» **Given task**: From the listing below, extract every line containing "Site".

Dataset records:
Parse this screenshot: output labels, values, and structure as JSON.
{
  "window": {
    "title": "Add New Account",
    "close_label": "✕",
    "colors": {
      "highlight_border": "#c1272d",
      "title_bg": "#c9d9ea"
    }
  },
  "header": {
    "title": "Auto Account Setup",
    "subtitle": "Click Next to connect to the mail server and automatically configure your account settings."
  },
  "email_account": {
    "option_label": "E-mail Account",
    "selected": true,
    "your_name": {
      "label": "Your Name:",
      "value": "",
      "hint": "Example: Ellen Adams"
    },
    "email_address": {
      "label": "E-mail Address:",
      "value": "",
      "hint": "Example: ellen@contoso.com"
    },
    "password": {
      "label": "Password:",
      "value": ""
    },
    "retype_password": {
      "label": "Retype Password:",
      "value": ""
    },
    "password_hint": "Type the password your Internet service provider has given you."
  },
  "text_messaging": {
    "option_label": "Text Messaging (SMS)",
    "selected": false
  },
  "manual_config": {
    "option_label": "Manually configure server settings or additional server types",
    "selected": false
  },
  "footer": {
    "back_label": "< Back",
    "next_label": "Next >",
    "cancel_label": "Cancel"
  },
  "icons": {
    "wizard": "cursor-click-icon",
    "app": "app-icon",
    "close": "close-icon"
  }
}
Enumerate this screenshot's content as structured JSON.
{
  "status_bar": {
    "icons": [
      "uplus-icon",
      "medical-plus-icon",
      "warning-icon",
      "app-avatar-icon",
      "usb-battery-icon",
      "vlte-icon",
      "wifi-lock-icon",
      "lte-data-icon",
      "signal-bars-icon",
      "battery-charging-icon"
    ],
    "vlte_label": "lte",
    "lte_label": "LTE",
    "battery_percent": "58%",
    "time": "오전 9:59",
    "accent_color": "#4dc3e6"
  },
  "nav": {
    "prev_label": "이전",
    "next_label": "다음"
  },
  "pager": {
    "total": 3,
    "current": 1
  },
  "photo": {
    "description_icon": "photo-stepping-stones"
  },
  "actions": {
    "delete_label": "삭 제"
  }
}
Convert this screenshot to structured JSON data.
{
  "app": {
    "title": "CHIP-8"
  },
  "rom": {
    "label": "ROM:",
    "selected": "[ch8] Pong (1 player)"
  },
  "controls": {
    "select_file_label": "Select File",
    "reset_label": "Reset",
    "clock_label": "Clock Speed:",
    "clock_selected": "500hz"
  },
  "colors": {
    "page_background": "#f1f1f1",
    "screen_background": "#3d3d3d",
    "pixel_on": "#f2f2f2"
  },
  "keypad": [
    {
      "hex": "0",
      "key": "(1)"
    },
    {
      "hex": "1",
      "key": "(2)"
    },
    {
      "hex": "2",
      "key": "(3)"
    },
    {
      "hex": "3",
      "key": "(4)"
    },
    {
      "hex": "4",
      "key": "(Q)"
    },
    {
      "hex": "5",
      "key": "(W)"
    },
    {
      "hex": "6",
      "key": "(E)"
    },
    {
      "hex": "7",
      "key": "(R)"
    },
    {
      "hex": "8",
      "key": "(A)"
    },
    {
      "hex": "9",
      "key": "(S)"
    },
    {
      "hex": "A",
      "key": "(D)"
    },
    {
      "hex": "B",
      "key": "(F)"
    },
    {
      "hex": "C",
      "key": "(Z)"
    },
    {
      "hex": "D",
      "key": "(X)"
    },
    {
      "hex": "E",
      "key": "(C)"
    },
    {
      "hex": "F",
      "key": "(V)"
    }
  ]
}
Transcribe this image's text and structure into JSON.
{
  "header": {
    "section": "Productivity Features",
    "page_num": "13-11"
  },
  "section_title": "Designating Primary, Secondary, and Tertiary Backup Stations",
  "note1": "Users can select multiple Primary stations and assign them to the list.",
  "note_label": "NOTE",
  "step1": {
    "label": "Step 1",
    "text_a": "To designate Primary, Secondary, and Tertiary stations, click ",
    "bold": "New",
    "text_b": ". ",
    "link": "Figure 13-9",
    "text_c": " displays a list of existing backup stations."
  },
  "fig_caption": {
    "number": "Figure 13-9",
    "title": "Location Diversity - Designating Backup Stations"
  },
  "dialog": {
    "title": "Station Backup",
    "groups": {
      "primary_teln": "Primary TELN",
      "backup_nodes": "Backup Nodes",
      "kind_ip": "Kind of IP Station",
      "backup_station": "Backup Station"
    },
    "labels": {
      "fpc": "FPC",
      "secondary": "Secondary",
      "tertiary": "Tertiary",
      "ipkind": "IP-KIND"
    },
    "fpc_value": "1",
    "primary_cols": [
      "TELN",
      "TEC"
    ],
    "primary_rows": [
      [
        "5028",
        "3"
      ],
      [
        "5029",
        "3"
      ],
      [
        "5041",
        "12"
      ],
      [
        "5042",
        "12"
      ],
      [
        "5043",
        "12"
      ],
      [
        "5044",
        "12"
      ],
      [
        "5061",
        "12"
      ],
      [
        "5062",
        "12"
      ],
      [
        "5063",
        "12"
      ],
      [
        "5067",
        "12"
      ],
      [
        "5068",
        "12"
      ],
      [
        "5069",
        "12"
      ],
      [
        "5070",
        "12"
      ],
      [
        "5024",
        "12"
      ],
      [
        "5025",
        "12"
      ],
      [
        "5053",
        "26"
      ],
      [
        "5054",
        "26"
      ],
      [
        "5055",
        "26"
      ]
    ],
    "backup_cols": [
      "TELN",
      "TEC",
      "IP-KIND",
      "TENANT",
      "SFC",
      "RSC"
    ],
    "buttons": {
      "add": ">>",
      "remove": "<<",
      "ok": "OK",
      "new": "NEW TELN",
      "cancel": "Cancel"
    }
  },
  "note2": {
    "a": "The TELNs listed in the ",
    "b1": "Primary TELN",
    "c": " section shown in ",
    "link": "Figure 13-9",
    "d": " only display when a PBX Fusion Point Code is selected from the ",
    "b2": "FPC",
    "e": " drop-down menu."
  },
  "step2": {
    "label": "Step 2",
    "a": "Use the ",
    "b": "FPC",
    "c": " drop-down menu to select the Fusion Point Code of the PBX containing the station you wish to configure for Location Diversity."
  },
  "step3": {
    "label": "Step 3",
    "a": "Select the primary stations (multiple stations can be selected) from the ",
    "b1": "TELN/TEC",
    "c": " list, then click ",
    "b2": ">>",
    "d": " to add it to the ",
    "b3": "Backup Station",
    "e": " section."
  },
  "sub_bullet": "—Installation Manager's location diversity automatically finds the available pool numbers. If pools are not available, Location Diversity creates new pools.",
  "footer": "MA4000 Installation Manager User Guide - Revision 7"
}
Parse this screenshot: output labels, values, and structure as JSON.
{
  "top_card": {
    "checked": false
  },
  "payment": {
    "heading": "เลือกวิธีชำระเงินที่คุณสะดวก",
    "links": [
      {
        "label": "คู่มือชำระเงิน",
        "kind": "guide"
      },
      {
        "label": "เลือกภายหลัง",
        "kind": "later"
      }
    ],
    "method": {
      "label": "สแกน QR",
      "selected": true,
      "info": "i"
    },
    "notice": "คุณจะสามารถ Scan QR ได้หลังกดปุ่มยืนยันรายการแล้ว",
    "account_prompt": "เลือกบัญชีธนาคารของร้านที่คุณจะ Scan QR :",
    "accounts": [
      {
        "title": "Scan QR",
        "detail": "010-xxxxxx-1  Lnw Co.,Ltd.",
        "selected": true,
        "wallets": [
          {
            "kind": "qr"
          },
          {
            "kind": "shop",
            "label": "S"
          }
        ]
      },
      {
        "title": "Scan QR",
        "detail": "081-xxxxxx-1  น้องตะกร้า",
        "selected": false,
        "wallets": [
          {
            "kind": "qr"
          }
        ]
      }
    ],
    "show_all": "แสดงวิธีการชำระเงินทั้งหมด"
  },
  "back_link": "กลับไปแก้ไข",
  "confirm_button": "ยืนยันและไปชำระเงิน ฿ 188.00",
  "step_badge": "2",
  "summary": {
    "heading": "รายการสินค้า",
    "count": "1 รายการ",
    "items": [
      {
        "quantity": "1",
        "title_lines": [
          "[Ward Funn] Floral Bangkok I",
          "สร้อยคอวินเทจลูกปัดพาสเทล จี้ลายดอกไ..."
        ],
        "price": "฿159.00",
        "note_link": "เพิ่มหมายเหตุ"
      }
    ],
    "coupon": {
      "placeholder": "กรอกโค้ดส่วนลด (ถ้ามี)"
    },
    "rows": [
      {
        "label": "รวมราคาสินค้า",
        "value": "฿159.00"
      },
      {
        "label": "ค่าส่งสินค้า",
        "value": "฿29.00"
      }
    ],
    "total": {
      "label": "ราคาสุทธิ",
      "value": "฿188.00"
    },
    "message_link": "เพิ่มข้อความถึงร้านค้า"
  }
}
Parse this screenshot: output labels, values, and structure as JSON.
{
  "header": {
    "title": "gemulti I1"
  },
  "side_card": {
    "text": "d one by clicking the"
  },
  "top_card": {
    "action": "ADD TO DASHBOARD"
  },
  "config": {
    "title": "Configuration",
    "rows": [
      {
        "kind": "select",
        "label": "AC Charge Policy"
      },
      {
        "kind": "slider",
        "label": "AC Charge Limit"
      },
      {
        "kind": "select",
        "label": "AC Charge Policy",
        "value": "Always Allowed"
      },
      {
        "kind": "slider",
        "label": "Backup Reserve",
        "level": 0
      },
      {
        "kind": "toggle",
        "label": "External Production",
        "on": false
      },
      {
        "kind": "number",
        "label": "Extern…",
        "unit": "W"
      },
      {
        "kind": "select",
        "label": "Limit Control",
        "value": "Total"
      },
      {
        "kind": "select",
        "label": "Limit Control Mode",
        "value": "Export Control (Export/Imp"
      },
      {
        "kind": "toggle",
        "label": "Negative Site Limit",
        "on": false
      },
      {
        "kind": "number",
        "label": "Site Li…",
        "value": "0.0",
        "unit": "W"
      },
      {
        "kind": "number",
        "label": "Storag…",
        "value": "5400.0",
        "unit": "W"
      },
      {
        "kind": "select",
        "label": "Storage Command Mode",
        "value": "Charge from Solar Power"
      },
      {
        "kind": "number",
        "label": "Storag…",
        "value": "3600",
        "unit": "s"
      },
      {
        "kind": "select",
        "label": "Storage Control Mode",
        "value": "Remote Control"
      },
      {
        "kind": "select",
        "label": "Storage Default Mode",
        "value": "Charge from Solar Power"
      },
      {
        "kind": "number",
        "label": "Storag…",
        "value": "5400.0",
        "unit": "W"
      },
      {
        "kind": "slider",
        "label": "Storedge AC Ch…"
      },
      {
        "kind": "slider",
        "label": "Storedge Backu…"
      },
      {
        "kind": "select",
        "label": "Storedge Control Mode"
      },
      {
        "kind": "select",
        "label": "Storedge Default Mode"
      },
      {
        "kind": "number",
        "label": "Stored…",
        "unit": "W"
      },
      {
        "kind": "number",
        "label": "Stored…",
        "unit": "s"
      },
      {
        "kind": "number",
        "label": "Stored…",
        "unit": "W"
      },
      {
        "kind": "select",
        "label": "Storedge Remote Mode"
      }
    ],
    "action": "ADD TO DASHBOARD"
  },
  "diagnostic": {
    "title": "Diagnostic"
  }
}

» **Written response**:
        "label": "Negative Site Limit",
        "label": "Site Li…",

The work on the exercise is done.